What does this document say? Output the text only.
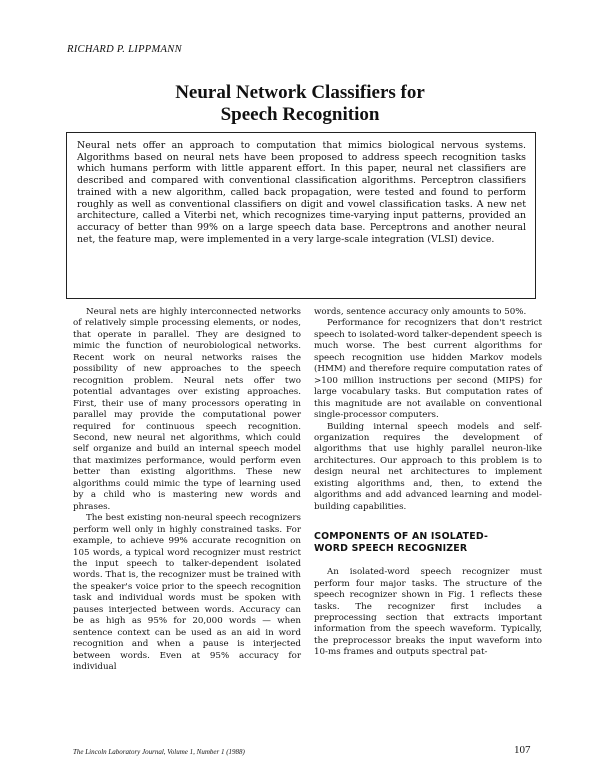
RICHARD P. LIPPMANN
Neural Network Classifiers for
Speech Recognition
Neural nets offer an approach to computation that mimics biological nervous systems. Algorithms based on neural nets have been proposed to address speech recognition tasks which humans perform with little apparent effort. In this paper, neural net classifiers are described and compared with conventional classification algorithms. Perceptron classifiers trained with a new algorithm, called back propagation, were tested and found to perform roughly as well as conventional classifiers on digit and vowel classification tasks. A new net architecture, called a Viterbi net, which recognizes time-varying input patterns, provided an accuracy of better than 99% on a large speech data base. Perceptrons and another neural net, the feature map, were implemented in a very large-scale integration (VLSI) device.

Neural nets are highly interconnected networks of relatively simple processing elements, or nodes, that operate in parallel. They are designed to mimic the function of neurobiological networks. Recent work on neural networks raises the possibility of new approaches to the speech recognition problem. Neural nets offer two potential advantages over existing approaches. First, their use of many processors operating in parallel may provide the computational power required for continuous speech recognition. Second, new neural net algorithms, which could self organize and build an internal speech model that maximizes performance, would perform even better than existing algorithms. These new algorithms could mimic the type of learning used by a child who is mastering new words and phrases.

The best existing non-neural speech recognizers perform well only in highly constrained tasks. For example, to achieve 99% accurate recognition on 105 words, a typical word recognizer must restrict the input speech to talker-dependent isolated words. That is, the recognizer must be trained with the speaker's voice prior to the speech recognition task and individual words must be spoken with pauses interjected between words. Accuracy can be as high as 95% for 20,000 words — when sentence context can be used as an aid in word recognition and when a pause is interjected between words. Even at 95% accuracy for individual

words, sentence accuracy only amounts to 50%.

Performance for recognizers that don't restrict speech to isolated-word talker-dependent speech is much worse. The best current algorithms for speech recognition use hidden Markov models (HMM) and therefore require computation rates of >100 million instructions per second (MIPS) for large vocabulary tasks. But computation rates of this magnitude are not available on conventional single-processor computers.

Building internal speech models and self-organization requires the development of algorithms that use highly parallel neuron-like architectures. Our approach to this problem is to design neural net architectures to implement existing algorithms and, then, to extend the algorithms and add advanced learning and model-building capabilities.

COMPONENTS OF AN ISOLATED-
WORD SPEECH RECOGNIZER

An isolated-word speech recognizer must perform four major tasks. The structure of the speech recognizer shown in Fig. 1 reflects these tasks. The recognizer first includes a preprocessing section that extracts important information from the speech waveform. Typically, the preprocessor breaks the input waveform into 10-ms frames and outputs spectral pat-

The Lincoln Laboratory Journal, Volume 1, Number 1 (1988)	107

### Your goal
Return the whole listing, word for word, and leave out every picture.

### Written response
What does this document say? Output the text only.
RICHARD P. LIPPMANN
Neural Network Classifiers for
Speech Recognition
Neural nets offer an approach to computation that mimics biological nervous systems. Algorithms based on neural nets have been proposed to address speech recognition tasks which humans perform with little apparent effort. In this paper, neural net classifiers are described and compared with conventional classification algorithms. Perceptron classifiers trained with a new algorithm, called back propagation, were tested and found to perform roughly as well as conventional classifiers on digit and vowel classification tasks. A new net architecture, called a Viterbi net, which recognizes time-varying input patterns, provided an accuracy of better than 99% on a large speech data base. Perceptrons and another neural net, the feature map, were implemented in a very large-scale integration (VLSI) device.

Neural nets are highly interconnected networks of relatively simple processing elements, or nodes, that operate in parallel. They are designed to mimic the function of neurobiological networks. Recent work on neural networks raises the possibility of new approaches to the speech recognition problem. Neural nets offer two potential advantages over existing approaches. First, their use of many processors operating in parallel may provide the computational power required for continuous speech recognition. Second, new neural net algorithms, which could self organize and build an internal speech model that maximizes performance, would perform even better than existing algorithms. These new algorithms could mimic the type of learning used by a child who is mastering new words and phrases.

The best existing non-neural speech recognizers perform well only in highly constrained tasks. For example, to achieve 99% accurate recognition on 105 words, a typical word recognizer must restrict the input speech to talker-dependent isolated words. That is, the recognizer must be trained with the speaker's voice prior to the speech recognition task and individual words must be spoken with pauses interjected between words. Accuracy can be as high as 95% for 20,000 words — when sentence context can be used as an aid in word recognition and when a pause is interjected between words. Even at 95% accuracy for individual

words, sentence accuracy only amounts to 50%.

Performance for recognizers that don't restrict speech to isolated-word talker-dependent speech is much worse. The best current algorithms for speech recognition use hidden Markov models (HMM) and therefore require computation rates of >100 million instructions per second (MIPS) for large vocabulary tasks. But computation rates of this magnitude are not available on conventional single-processor computers.

Building internal speech models and self-organization requires the development of algorithms that use highly parallel neuron-like architectures. Our approach to this problem is to design neural net architectures to implement existing algorithms and, then, to extend the algorithms and add advanced learning and model-building capabilities.

COMPONENTS OF AN ISOLATED-
WORD SPEECH RECOGNIZER

An isolated-word speech recognizer must perform four major tasks. The structure of the speech recognizer shown in Fig. 1 reflects these tasks. The recognizer first includes a preprocessing section that extracts important information from the speech waveform. Typically, the preprocessor breaks the input waveform into 10-ms frames and outputs spectral pat-

The Lincoln Laboratory Journal, Volume 1, Number 1 (1988)	107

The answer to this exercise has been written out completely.